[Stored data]
***
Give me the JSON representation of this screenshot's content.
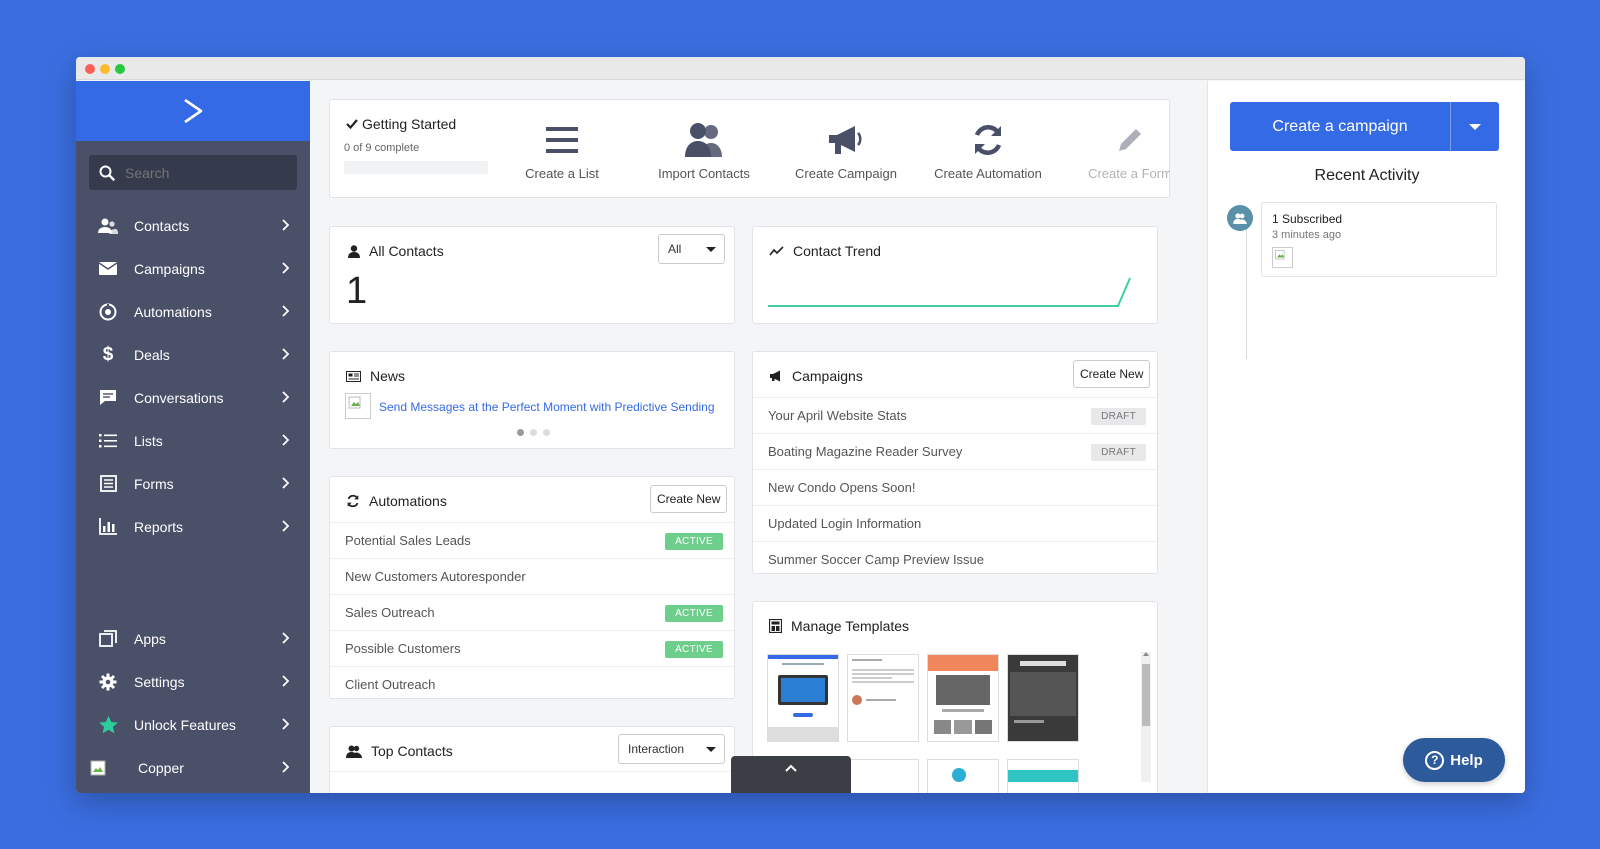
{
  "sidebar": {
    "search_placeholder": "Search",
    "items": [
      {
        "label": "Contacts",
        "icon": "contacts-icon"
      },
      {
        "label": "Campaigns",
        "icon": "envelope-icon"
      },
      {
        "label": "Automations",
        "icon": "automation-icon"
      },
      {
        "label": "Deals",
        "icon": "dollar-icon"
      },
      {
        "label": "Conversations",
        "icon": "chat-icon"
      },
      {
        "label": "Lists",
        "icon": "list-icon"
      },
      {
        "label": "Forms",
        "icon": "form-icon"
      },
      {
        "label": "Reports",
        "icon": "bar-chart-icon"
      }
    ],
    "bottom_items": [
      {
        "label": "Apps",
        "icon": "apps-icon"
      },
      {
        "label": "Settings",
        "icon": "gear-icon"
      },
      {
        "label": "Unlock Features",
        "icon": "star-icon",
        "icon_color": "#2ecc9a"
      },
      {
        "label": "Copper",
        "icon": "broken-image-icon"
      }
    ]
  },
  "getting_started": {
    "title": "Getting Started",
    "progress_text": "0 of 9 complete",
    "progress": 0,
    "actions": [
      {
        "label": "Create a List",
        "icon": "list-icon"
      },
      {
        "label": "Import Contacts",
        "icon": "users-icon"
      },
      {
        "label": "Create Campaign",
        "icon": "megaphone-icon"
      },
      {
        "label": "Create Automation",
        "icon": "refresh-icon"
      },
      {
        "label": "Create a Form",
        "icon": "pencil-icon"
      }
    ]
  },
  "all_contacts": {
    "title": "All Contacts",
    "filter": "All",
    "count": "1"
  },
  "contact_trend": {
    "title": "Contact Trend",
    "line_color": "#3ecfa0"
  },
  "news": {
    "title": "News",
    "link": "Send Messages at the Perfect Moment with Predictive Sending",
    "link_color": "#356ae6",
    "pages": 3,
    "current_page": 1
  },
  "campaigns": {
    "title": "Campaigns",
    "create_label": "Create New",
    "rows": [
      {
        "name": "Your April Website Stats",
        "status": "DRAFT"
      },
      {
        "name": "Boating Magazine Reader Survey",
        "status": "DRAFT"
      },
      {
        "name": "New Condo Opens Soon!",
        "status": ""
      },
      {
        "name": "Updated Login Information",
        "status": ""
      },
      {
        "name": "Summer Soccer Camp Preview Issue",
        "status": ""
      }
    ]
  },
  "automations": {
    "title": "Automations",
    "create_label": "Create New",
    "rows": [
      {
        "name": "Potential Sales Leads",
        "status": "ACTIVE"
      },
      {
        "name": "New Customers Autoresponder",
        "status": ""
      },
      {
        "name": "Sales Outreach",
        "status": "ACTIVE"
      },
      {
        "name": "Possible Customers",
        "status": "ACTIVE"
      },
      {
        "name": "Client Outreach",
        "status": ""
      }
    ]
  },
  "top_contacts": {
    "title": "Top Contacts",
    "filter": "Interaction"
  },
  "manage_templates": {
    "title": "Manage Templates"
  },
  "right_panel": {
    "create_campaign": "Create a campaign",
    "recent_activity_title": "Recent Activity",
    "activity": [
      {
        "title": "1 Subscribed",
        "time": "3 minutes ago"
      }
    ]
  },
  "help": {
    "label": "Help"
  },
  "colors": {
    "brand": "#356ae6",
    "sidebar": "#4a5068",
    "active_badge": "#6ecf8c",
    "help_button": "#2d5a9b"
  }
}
***
— Directions for this task —
Without the pictures, repeat all the records word for word.

— Solution —
Give me the JSON representation of this screenshot's content.
{
  "sidebar": {
    "search_placeholder": "Search",
    "items": [
      {
        "label": "Contacts",
        "icon": "contacts-icon"
      },
      {
        "label": "Campaigns",
        "icon": "envelope-icon"
      },
      {
        "label": "Automations",
        "icon": "automation-icon"
      },
      {
        "label": "Deals",
        "icon": "dollar-icon"
      },
      {
        "label": "Conversations",
        "icon": "chat-icon"
      },
      {
        "label": "Lists",
        "icon": "list-icon"
      },
      {
        "label": "Forms",
        "icon": "form-icon"
      },
      {
        "label": "Reports",
        "icon": "bar-chart-icon"
      }
    ],
    "bottom_items": [
      {
        "label": "Apps",
        "icon": "apps-icon"
      },
      {
        "label": "Settings",
        "icon": "gear-icon"
      },
      {
        "label": "Unlock Features",
        "icon": "star-icon",
        "icon_color": "#2ecc9a"
      },
      {
        "label": "Copper",
        "icon": "broken-image-icon"
      }
    ]
  },
  "getting_started": {
    "title": "Getting Started",
    "progress_text": "0 of 9 complete",
    "progress": 0,
    "actions": [
      {
        "label": "Create a List",
        "icon": "list-icon"
      },
      {
        "label": "Import Contacts",
        "icon": "users-icon"
      },
      {
        "label": "Create Campaign",
        "icon": "megaphone-icon"
      },
      {
        "label": "Create Automation",
        "icon": "refresh-icon"
      },
      {
        "label": "Create a Form",
        "icon": "pencil-icon"
      }
    ]
  },
  "all_contacts": {
    "title": "All Contacts",
    "filter": "All",
    "count": "1"
  },
  "contact_trend": {
    "title": "Contact Trend",
    "line_color": "#3ecfa0"
  },
  "news": {
    "title": "News",
    "link": "Send Messages at the Perfect Moment with Predictive Sending",
    "link_color": "#356ae6",
    "pages": 3,
    "current_page": 1
  },
  "campaigns": {
    "title": "Campaigns",
    "create_label": "Create New",
    "rows": [
      {
        "name": "Your April Website Stats",
        "status": "DRAFT"
      },
      {
        "name": "Boating Magazine Reader Survey",
        "status": "DRAFT"
      },
      {
        "name": "New Condo Opens Soon!",
        "status": ""
      },
      {
        "name": "Updated Login Information",
        "status": ""
      },
      {
        "name": "Summer Soccer Camp Preview Issue",
        "status": ""
      }
    ]
  },
  "automations": {
    "title": "Automations",
    "create_label": "Create New",
    "rows": [
      {
        "name": "Potential Sales Leads",
        "status": "ACTIVE"
      },
      {
        "name": "New Customers Autoresponder",
        "status": ""
      },
      {
        "name": "Sales Outreach",
        "status": "ACTIVE"
      },
      {
        "name": "Possible Customers",
        "status": "ACTIVE"
      },
      {
        "name": "Client Outreach",
        "status": ""
      }
    ]
  },
  "top_contacts": {
    "title": "Top Contacts",
    "filter": "Interaction"
  },
  "manage_templates": {
    "title": "Manage Templates"
  },
  "right_panel": {
    "create_campaign": "Create a campaign",
    "recent_activity_title": "Recent Activity",
    "activity": [
      {
        "title": "1 Subscribed",
        "time": "3 minutes ago"
      }
    ]
  },
  "help": {
    "label": "Help"
  },
  "colors": {
    "brand": "#356ae6",
    "sidebar": "#4a5068",
    "active_badge": "#6ecf8c",
    "help_button": "#2d5a9b"
  }
}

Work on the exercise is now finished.